[Collected data]
** BEGIN **

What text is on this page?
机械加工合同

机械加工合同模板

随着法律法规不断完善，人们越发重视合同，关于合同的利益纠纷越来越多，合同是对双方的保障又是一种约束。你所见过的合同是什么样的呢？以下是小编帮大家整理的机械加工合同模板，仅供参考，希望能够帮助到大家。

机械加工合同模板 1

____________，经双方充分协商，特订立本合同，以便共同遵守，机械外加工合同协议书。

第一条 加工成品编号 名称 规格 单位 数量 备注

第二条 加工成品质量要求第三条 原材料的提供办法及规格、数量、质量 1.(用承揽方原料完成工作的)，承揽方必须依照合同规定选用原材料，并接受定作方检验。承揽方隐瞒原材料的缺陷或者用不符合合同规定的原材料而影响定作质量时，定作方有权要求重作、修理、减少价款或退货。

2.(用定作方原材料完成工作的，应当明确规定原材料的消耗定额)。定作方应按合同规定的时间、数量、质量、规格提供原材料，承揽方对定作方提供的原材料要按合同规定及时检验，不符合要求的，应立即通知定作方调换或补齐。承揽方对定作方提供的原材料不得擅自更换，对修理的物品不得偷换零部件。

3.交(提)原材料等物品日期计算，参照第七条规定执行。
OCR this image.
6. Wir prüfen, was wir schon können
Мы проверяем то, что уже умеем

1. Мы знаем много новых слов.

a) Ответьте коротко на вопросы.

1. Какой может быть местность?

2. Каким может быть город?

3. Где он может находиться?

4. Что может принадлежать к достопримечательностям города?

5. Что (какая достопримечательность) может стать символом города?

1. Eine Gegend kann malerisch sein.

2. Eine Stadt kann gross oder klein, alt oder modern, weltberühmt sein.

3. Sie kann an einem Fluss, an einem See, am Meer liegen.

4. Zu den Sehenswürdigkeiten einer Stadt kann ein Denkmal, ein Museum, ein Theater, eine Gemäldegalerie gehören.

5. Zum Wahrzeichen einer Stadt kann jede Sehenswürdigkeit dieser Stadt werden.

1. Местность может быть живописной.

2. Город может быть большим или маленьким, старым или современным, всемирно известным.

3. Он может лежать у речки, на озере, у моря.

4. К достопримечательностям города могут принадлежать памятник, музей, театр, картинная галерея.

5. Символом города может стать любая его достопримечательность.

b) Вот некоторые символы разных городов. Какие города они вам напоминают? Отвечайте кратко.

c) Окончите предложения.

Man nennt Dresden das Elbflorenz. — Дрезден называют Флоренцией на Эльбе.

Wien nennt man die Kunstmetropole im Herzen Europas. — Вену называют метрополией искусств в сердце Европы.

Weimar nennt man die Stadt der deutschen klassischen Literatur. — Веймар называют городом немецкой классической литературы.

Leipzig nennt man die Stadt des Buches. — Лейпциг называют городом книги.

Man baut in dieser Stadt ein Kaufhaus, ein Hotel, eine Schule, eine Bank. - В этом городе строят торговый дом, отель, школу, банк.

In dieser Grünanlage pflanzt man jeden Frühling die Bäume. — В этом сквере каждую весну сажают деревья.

** END **

| What you should do |
Quote all of the entries verbatim.

| Output below |
What text is on this page?
机械加工合同

机械加工合同模板

随着法律法规不断完善，人们越发重视合同，关于合同的利益纠纷越来越多，合同是对双方的保障又是一种约束。你所见过的合同是什么样的呢？以下是小编帮大家整理的机械加工合同模板，仅供参考，希望能够帮助到大家。

机械加工合同模板 1

____________，经双方充分协商，特订立本合同，以便共同遵守，机械外加工合同协议书。

第一条 加工成品编号 名称 规格 单位 数量 备注

第二条 加工成品质量要求第三条 原材料的提供办法及规格、数量、质量 1.(用承揽方原料完成工作的)，承揽方必须依照合同规定选用原材料，并接受定作方检验。承揽方隐瞒原材料的缺陷或者用不符合合同规定的原材料而影响定作质量时，定作方有权要求重作、修理、减少价款或退货。

2.(用定作方原材料完成工作的，应当明确规定原材料的消耗定额)。定作方应按合同规定的时间、数量、质量、规格提供原材料，承揽方对定作方提供的原材料要按合同规定及时检验，不符合要求的，应立即通知定作方调换或补齐。承揽方对定作方提供的原材料不得擅自更换，对修理的物品不得偷换零部件。

3.交(提)原材料等物品日期计算，参照第七条规定执行。
OCR this image.
6. Wir prüfen, was wir schon können
Мы проверяем то, что уже умеем

1. Мы знаем много новых слов.

a) Ответьте коротко на вопросы.

1. Какой может быть местность?

2. Каким может быть город?

3. Где он может находиться?

4. Что может принадлежать к достопримечательностям города?

5. Что (какая достопримечательность) может стать символом города?

1. Eine Gegend kann malerisch sein.

2. Eine Stadt kann gross oder klein, alt oder modern, weltberühmt sein.

3. Sie kann an einem Fluss, an einem See, am Meer liegen.

4. Zu den Sehenswürdigkeiten einer Stadt kann ein Denkmal, ein Museum, ein Theater, eine Gemäldegalerie gehören.

5. Zum Wahrzeichen einer Stadt kann jede Sehenswürdigkeit dieser Stadt werden.

1. Местность может быть живописной.

2. Город может быть большим или маленьким, старым или современным, всемирно известным.

3. Он может лежать у речки, на озере, у моря.

4. К достопримечательностям города могут принадлежать памятник, музей, театр, картинная галерея.

5. Символом города может стать любая его достопримечательность.

b) Вот некоторые символы разных городов. Какие города они вам напоминают? Отвечайте кратко.

c) Окончите предложения.

Man nennt Dresden das Elbflorenz. — Дрезден называют Флоренцией на Эльбе.

Wien nennt man die Kunstmetropole im Herzen Europas. — Вену называют метрополией искусств в сердце Европы.

Weimar nennt man die Stadt der deutschen klassischen Literatur. — Веймар называют городом немецкой классической литературы.

Leipzig nennt man die Stadt des Buches. — Лейпциг называют городом книги.

Man baut in dieser Stadt ein Kaufhaus, ein Hotel, eine Schule, eine Bank. - В этом городе строят торговый дом, отель, школу, банк.

In dieser Grünanlage pflanzt man jeden Frühling die Bäume. — В этом сквере каждую весну сажают деревья.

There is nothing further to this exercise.